[Items from a dataset]

—————

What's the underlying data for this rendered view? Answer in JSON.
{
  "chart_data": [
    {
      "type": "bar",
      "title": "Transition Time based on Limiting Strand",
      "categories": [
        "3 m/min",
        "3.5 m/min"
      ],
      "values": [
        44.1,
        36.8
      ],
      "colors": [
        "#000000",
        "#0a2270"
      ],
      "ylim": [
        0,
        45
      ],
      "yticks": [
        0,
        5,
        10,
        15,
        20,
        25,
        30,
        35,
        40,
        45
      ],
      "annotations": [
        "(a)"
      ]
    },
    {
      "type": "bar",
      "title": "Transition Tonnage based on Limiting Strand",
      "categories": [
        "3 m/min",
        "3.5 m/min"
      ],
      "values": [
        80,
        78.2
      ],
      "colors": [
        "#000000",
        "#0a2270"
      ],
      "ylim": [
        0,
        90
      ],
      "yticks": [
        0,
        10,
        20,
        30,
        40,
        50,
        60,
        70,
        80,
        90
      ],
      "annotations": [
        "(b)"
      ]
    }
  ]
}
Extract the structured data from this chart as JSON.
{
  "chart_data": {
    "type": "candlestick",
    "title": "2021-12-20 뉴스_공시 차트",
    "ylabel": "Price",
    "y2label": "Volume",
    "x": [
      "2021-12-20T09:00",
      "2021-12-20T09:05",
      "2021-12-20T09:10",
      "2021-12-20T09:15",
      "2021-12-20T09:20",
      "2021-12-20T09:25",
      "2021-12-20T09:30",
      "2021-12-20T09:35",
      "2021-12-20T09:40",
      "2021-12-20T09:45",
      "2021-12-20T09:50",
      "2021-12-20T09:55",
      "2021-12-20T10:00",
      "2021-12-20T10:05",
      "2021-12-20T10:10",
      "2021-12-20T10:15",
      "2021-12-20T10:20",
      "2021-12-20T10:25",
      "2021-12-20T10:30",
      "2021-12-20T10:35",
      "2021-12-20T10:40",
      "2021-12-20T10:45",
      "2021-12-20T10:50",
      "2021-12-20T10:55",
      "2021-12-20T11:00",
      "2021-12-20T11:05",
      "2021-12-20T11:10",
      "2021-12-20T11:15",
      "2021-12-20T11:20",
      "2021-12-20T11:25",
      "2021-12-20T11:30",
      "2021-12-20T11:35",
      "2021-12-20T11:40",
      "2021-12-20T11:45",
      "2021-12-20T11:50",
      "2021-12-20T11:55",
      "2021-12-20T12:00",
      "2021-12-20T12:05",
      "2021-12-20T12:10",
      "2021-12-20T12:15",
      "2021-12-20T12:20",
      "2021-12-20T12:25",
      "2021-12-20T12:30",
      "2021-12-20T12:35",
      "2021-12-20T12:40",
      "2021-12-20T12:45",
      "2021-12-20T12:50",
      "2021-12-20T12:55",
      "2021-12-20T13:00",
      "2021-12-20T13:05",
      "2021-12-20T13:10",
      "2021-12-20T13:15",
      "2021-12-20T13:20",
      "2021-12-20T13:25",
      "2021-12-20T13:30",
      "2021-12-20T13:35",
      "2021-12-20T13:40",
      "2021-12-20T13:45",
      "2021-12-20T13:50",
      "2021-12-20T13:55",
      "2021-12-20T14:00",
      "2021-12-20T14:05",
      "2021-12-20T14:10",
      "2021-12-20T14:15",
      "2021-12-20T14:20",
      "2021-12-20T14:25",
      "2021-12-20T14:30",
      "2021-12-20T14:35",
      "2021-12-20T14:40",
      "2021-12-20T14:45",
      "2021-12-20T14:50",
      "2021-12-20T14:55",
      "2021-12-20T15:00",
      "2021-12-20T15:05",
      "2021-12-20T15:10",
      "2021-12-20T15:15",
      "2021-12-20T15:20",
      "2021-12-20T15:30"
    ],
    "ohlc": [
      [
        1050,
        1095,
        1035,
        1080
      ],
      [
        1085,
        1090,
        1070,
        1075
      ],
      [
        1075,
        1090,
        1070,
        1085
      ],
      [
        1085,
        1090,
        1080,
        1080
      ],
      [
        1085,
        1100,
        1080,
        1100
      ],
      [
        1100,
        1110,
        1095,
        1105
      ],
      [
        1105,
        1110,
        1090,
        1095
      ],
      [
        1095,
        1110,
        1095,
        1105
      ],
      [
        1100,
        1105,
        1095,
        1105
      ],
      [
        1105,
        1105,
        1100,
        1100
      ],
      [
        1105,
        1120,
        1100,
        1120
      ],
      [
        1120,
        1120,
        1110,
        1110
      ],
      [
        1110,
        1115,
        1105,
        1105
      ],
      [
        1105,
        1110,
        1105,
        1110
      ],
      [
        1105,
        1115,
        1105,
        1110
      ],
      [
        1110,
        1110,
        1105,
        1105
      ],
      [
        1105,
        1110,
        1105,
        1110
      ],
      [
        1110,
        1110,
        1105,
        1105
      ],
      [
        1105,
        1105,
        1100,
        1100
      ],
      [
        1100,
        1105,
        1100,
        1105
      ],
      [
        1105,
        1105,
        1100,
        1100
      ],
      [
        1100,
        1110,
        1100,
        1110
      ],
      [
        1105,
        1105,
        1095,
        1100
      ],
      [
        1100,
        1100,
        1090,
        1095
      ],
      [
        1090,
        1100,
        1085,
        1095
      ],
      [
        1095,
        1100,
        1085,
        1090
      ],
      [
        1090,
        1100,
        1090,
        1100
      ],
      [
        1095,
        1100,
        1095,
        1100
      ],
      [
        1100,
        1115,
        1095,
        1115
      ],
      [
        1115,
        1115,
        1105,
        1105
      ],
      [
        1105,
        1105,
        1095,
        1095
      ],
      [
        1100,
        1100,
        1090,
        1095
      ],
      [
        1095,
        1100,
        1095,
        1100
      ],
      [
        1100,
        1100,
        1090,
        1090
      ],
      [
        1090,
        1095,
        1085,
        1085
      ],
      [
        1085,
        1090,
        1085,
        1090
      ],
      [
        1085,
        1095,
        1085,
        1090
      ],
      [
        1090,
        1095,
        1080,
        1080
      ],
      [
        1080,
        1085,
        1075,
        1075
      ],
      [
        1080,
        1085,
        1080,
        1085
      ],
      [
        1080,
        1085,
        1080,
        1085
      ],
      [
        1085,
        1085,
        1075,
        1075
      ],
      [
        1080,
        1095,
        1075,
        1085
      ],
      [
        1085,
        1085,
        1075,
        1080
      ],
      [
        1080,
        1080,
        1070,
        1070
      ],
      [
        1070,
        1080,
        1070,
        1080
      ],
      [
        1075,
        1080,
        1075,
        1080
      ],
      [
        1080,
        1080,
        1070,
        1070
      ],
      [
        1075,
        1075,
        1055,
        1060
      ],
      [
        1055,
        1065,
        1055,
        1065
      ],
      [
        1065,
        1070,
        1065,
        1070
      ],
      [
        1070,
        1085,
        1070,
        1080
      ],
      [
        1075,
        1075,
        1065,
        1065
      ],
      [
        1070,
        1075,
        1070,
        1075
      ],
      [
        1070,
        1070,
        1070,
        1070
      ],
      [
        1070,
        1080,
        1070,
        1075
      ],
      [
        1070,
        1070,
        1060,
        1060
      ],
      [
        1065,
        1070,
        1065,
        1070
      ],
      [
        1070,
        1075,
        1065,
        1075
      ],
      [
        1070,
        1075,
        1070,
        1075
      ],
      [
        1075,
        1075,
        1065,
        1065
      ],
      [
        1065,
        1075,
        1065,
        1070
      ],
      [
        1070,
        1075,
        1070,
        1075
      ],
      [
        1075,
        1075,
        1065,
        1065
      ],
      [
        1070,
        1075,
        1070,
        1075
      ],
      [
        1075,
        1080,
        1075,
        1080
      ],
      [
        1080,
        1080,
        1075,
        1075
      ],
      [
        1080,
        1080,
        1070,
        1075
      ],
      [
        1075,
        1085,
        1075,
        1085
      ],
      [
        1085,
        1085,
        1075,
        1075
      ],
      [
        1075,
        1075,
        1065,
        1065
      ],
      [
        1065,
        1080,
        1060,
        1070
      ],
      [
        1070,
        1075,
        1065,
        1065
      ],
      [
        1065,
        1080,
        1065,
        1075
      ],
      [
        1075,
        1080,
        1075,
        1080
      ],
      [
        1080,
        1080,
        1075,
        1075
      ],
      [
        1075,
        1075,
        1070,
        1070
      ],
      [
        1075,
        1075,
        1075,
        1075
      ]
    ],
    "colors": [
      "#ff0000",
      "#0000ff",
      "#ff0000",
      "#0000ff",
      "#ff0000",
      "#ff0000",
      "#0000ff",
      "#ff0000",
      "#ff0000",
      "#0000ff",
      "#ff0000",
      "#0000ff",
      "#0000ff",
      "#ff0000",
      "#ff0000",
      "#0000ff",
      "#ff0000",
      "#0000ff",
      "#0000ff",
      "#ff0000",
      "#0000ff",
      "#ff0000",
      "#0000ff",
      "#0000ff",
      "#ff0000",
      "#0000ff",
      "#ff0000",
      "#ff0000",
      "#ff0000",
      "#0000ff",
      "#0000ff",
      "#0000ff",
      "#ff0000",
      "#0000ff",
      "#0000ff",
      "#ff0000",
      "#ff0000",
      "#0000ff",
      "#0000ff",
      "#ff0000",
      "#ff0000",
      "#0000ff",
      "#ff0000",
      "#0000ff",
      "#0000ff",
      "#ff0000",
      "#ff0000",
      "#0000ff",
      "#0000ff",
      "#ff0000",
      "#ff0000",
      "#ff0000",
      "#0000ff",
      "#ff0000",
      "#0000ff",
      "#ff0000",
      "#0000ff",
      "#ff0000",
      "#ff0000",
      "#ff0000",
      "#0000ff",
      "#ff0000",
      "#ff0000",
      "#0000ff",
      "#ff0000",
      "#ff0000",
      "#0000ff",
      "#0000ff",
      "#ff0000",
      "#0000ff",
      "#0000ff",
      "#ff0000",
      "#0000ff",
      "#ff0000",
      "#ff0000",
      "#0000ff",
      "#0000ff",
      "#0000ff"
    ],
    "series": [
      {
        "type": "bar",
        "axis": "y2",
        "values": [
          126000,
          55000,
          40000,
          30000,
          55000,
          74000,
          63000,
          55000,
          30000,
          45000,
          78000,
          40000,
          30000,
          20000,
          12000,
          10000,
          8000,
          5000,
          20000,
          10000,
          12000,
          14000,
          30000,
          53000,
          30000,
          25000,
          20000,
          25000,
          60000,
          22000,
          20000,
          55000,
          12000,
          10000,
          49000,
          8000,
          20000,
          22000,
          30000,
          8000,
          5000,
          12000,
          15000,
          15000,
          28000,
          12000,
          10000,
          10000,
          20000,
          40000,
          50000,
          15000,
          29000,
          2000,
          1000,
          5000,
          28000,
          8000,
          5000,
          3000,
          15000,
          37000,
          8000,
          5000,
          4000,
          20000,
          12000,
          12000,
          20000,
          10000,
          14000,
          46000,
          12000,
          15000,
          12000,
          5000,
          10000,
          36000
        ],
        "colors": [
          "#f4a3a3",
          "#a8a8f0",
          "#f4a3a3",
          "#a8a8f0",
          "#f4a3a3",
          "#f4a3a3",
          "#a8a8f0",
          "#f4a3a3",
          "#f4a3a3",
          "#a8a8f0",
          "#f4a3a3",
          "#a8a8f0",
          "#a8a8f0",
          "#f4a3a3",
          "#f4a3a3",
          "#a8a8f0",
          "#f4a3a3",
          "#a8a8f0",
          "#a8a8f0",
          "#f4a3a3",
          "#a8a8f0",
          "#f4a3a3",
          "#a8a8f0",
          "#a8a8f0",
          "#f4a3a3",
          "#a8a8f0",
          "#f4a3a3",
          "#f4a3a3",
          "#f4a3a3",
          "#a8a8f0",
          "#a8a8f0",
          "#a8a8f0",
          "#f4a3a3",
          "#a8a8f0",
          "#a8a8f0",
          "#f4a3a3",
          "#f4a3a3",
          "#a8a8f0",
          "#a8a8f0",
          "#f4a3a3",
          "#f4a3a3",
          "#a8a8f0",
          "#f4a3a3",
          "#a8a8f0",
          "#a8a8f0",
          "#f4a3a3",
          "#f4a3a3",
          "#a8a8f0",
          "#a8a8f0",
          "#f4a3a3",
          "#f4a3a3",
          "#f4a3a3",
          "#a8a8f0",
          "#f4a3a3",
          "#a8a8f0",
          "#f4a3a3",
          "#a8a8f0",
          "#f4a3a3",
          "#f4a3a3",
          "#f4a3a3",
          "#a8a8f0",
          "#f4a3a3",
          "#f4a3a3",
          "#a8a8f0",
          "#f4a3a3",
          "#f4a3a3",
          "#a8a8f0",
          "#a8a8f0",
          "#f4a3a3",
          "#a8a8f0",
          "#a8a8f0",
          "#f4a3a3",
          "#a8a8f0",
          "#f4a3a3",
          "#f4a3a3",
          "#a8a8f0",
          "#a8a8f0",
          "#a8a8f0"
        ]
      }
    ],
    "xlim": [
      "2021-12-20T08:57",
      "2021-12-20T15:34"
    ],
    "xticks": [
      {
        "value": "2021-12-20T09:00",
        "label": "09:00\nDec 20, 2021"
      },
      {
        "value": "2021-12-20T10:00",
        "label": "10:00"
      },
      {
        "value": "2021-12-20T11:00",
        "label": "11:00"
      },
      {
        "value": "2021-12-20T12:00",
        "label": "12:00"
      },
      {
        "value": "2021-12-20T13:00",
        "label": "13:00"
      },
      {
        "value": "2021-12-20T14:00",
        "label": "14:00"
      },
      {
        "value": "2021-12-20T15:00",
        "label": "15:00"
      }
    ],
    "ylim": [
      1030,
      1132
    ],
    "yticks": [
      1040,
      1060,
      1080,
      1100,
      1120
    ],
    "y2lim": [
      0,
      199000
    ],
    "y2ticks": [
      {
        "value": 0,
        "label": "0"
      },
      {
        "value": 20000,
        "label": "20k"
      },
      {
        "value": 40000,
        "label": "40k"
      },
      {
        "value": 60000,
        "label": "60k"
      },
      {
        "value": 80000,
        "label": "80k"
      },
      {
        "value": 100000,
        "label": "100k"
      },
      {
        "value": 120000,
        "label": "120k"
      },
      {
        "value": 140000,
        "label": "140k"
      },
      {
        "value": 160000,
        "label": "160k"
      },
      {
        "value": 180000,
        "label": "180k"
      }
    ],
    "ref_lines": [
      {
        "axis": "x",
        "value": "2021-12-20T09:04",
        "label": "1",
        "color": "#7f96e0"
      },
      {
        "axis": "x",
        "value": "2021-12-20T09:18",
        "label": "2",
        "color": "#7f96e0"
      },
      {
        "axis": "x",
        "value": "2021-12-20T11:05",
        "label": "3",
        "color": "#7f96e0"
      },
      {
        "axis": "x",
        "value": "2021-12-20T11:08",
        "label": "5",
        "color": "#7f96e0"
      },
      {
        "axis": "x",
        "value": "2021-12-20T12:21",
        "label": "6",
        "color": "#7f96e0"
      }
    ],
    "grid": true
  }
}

—————

### WRITTEN EXERCISE
Copy all lines from the material that hold "Transition".

### FULL SOLUTION
      "title": "Transition Time based on Limiting Strand",
      "title": "Transition Tonnage based on Limiting Strand",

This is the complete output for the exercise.